_What this task involves_
Every line containing the word "sepsecs" must be pulled from the records.

_Provided data_
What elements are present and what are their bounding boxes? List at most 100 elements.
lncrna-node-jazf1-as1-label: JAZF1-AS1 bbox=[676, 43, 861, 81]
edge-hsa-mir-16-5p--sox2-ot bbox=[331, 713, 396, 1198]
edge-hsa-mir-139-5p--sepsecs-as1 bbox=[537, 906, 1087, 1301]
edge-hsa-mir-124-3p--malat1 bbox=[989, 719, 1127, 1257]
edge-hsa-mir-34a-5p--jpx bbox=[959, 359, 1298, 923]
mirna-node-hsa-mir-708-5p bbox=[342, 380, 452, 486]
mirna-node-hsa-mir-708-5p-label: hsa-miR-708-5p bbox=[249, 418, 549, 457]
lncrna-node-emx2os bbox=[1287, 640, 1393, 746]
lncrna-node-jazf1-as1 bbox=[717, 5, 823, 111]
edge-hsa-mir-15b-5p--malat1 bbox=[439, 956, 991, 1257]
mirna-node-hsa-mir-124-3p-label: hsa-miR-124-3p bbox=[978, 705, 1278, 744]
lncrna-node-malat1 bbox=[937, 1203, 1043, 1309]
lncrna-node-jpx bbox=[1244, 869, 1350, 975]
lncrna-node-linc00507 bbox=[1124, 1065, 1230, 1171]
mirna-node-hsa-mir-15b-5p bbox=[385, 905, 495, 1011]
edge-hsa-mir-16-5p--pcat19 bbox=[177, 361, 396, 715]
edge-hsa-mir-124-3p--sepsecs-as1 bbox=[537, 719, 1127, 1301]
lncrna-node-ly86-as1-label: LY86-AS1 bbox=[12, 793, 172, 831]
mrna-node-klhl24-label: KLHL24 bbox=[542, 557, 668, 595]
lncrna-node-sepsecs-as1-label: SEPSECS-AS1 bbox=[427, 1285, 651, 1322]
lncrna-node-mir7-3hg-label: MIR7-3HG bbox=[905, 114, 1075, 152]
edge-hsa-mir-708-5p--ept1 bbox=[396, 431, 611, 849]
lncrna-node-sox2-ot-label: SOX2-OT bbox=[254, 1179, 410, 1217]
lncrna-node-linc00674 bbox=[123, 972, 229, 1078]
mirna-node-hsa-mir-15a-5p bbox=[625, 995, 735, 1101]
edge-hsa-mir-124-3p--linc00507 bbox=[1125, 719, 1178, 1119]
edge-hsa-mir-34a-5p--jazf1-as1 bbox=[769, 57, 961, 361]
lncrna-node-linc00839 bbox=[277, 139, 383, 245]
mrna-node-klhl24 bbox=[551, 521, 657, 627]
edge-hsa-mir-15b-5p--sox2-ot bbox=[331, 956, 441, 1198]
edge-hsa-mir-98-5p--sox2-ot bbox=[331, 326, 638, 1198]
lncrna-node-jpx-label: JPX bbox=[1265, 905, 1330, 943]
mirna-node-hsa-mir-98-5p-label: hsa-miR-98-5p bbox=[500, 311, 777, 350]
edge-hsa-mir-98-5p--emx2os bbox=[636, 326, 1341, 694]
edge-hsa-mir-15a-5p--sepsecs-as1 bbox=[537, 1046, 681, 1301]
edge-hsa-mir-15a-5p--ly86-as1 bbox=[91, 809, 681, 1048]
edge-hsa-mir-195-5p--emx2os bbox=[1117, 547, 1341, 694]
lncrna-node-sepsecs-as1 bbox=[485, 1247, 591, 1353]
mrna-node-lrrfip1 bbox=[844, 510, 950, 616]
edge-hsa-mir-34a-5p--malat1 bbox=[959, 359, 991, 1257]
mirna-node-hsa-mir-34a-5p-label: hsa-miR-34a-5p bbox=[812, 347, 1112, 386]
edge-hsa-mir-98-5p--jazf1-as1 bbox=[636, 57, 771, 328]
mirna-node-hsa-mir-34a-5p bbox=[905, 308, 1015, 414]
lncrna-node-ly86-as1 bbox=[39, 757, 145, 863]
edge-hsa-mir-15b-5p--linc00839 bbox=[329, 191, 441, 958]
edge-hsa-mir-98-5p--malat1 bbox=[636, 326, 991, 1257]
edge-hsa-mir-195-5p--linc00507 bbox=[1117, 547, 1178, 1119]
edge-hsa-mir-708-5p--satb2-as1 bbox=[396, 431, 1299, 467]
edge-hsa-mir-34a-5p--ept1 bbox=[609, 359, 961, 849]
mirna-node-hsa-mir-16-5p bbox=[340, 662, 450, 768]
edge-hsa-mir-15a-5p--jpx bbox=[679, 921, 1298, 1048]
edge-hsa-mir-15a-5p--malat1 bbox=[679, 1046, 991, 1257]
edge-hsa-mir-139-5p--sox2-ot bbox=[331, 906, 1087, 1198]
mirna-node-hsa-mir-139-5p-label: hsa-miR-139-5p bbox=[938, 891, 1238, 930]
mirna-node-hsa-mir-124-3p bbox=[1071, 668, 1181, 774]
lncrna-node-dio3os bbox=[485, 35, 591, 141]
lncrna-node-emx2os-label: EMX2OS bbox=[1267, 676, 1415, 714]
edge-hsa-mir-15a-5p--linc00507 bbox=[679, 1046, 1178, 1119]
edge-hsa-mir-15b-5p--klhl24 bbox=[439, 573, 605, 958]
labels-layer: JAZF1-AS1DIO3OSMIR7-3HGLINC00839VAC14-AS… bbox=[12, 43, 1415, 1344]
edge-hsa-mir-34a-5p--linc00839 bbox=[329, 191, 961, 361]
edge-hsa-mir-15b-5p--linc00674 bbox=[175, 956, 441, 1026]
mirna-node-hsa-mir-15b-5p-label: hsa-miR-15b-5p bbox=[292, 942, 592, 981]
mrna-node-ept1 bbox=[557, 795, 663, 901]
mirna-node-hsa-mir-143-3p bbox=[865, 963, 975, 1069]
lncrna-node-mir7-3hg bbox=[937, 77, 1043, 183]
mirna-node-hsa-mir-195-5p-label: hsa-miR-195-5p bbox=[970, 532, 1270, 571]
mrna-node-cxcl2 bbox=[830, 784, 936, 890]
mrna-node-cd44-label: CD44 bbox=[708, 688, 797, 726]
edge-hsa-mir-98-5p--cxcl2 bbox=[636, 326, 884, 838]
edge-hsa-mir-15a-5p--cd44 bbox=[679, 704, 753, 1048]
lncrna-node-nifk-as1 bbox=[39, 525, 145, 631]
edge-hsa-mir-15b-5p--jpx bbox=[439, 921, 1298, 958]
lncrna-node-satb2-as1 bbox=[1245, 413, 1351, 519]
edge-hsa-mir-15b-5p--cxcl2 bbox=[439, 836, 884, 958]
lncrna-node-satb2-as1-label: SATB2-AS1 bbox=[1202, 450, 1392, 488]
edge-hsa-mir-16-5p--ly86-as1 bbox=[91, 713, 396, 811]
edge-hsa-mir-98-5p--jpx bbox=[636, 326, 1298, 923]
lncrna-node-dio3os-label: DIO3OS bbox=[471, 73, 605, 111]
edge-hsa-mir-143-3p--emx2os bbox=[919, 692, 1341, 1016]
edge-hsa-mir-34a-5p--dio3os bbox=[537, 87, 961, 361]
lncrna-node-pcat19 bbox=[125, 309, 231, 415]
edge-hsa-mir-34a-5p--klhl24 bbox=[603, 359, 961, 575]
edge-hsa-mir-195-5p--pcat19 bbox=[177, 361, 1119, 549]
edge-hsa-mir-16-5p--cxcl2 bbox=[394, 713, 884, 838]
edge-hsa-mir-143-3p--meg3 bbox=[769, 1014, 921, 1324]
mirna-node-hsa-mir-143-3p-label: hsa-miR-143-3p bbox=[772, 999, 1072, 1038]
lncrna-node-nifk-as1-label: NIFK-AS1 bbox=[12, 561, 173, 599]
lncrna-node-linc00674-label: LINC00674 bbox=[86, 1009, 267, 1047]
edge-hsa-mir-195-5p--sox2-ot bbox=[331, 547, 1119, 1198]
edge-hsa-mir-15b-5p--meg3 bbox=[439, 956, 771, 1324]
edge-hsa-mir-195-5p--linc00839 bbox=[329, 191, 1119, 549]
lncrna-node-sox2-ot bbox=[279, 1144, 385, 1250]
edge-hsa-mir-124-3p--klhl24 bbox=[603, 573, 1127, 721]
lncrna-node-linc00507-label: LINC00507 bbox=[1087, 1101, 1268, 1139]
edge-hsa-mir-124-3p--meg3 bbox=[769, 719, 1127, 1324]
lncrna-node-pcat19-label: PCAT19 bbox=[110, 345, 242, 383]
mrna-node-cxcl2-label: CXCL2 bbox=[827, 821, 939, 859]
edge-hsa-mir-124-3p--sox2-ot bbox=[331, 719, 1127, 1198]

_Answer to this task_
edge-hsa-mir-139-5p--sepsecs-as1 bbox=[537, 906, 1087, 1301]
edge-hsa-mir-124-3p--sepsecs-as1 bbox=[537, 719, 1127, 1301]
lncrna-node-sepsecs-as1-label: SEPSECS-AS1 bbox=[427, 1285, 651, 1322]
edge-hsa-mir-15a-5p--sepsecs-as1 bbox=[537, 1046, 681, 1301]
lncrna-node-sepsecs-as1 bbox=[485, 1247, 591, 1353]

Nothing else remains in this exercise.